━━ Data lines

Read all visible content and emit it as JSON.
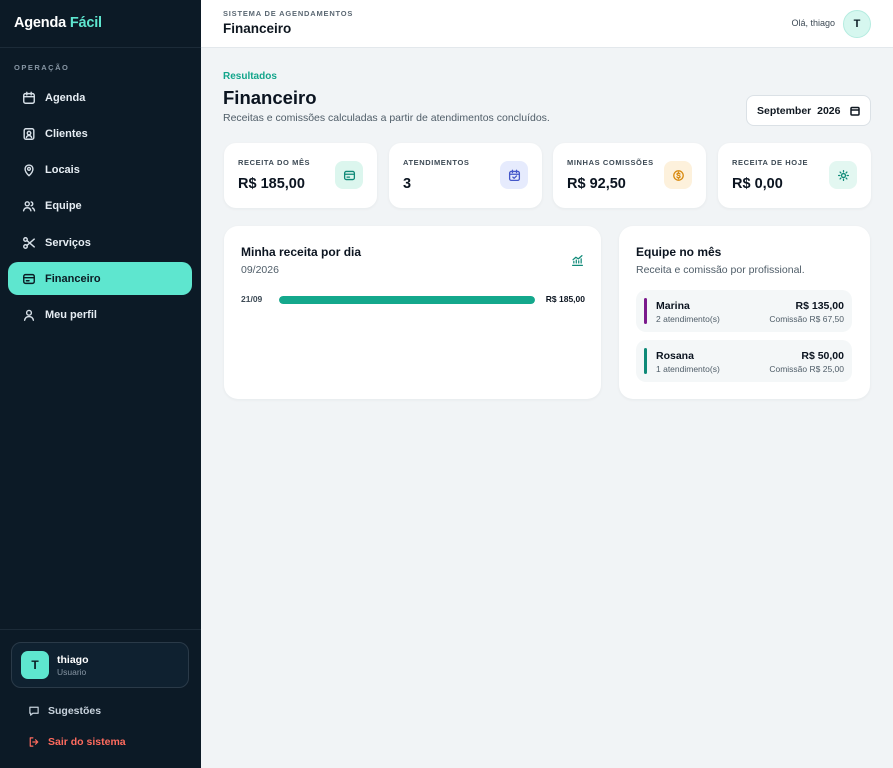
{
  "brand": {
    "name": "Agenda",
    "accent": "Fácil"
  },
  "sidebar": {
    "section_label": "OPERAÇÃO",
    "items": [
      {
        "label": "Agenda",
        "icon": "calendar-icon"
      },
      {
        "label": "Clientes",
        "icon": "contact-card-icon"
      },
      {
        "label": "Locais",
        "icon": "map-pin-icon"
      },
      {
        "label": "Equipe",
        "icon": "users-icon"
      },
      {
        "label": "Serviços",
        "icon": "scissors-icon"
      },
      {
        "label": "Financeiro",
        "icon": "wallet-icon",
        "active": true
      },
      {
        "label": "Meu perfil",
        "icon": "user-icon"
      }
    ],
    "user": {
      "initial": "T",
      "name": "thiago",
      "role": "Usuario"
    },
    "suggestions_label": "Sugestões",
    "logout_label": "Sair do sistema"
  },
  "topbar": {
    "kicker": "SISTEMA DE AGENDAMENTOS",
    "title": "Financeiro",
    "greeting": "Olá, thiago",
    "avatar_initial": "T"
  },
  "header": {
    "kicker": "Resultados",
    "title": "Financeiro",
    "subtitle": "Receitas e comissões calculadas a partir de atendimentos concluídos.",
    "month_value": "September  2026"
  },
  "stats": [
    {
      "label": "RECEITA DO MÊS",
      "value": "R$ 185,00",
      "icon": "wallet-icon"
    },
    {
      "label": "ATENDIMENTOS",
      "value": "3",
      "icon": "calendar-check-icon"
    },
    {
      "label": "MINHAS COMISSÕES",
      "value": "R$ 92,50",
      "icon": "coin-icon"
    },
    {
      "label": "RECEITA DE HOJE",
      "value": "R$ 0,00",
      "icon": "sun-icon"
    }
  ],
  "daily": {
    "title": "Minha receita por dia",
    "period": "09/2026",
    "rows": [
      {
        "day": "21/09",
        "value": "R$ 185,00",
        "fraction": 1.0
      }
    ]
  },
  "team": {
    "title": "Equipe no mês",
    "subtitle": "Receita e comissão por profissional.",
    "members": [
      {
        "name": "Marina",
        "count": "2 atendimento(s)",
        "total": "R$ 135,00",
        "commission": "Comissão R$ 67,50",
        "color": "#7b1a8c"
      },
      {
        "name": "Rosana",
        "count": "1 atendimento(s)",
        "total": "R$ 50,00",
        "commission": "Comissão R$ 25,00",
        "color": "#0f8a78"
      }
    ]
  },
  "colors": {
    "accent": "#5ee6cf",
    "sidebar_bg": "#0c1a26",
    "bar": "#14a88c",
    "logout": "#ff6b5e"
  }
}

━━━━

● **Exercise**: Repeat the records above exactly, leaving out any pictures they contain.

● **The response**:
Read all visible content and emit it as JSON.
{
  "brand": {
    "name": "Agenda",
    "accent": "Fácil"
  },
  "sidebar": {
    "section_label": "OPERAÇÃO",
    "items": [
      {
        "label": "Agenda",
        "icon": "calendar-icon"
      },
      {
        "label": "Clientes",
        "icon": "contact-card-icon"
      },
      {
        "label": "Locais",
        "icon": "map-pin-icon"
      },
      {
        "label": "Equipe",
        "icon": "users-icon"
      },
      {
        "label": "Serviços",
        "icon": "scissors-icon"
      },
      {
        "label": "Financeiro",
        "icon": "wallet-icon",
        "active": true
      },
      {
        "label": "Meu perfil",
        "icon": "user-icon"
      }
    ],
    "user": {
      "initial": "T",
      "name": "thiago",
      "role": "Usuario"
    },
    "suggestions_label": "Sugestões",
    "logout_label": "Sair do sistema"
  },
  "topbar": {
    "kicker": "SISTEMA DE AGENDAMENTOS",
    "title": "Financeiro",
    "greeting": "Olá, thiago",
    "avatar_initial": "T"
  },
  "header": {
    "kicker": "Resultados",
    "title": "Financeiro",
    "subtitle": "Receitas e comissões calculadas a partir de atendimentos concluídos.",
    "month_value": "September  2026"
  },
  "stats": [
    {
      "label": "RECEITA DO MÊS",
      "value": "R$ 185,00",
      "icon": "wallet-icon"
    },
    {
      "label": "ATENDIMENTOS",
      "value": "3",
      "icon": "calendar-check-icon"
    },
    {
      "label": "MINHAS COMISSÕES",
      "value": "R$ 92,50",
      "icon": "coin-icon"
    },
    {
      "label": "RECEITA DE HOJE",
      "value": "R$ 0,00",
      "icon": "sun-icon"
    }
  ],
  "daily": {
    "title": "Minha receita por dia",
    "period": "09/2026",
    "rows": [
      {
        "day": "21/09",
        "value": "R$ 185,00",
        "fraction": 1.0
      }
    ]
  },
  "team": {
    "title": "Equipe no mês",
    "subtitle": "Receita e comissão por profissional.",
    "members": [
      {
        "name": "Marina",
        "count": "2 atendimento(s)",
        "total": "R$ 135,00",
        "commission": "Comissão R$ 67,50",
        "color": "#7b1a8c"
      },
      {
        "name": "Rosana",
        "count": "1 atendimento(s)",
        "total": "R$ 50,00",
        "commission": "Comissão R$ 25,00",
        "color": "#0f8a78"
      }
    ]
  },
  "colors": {
    "accent": "#5ee6cf",
    "sidebar_bg": "#0c1a26",
    "bar": "#14a88c",
    "logout": "#ff6b5e"
  }
}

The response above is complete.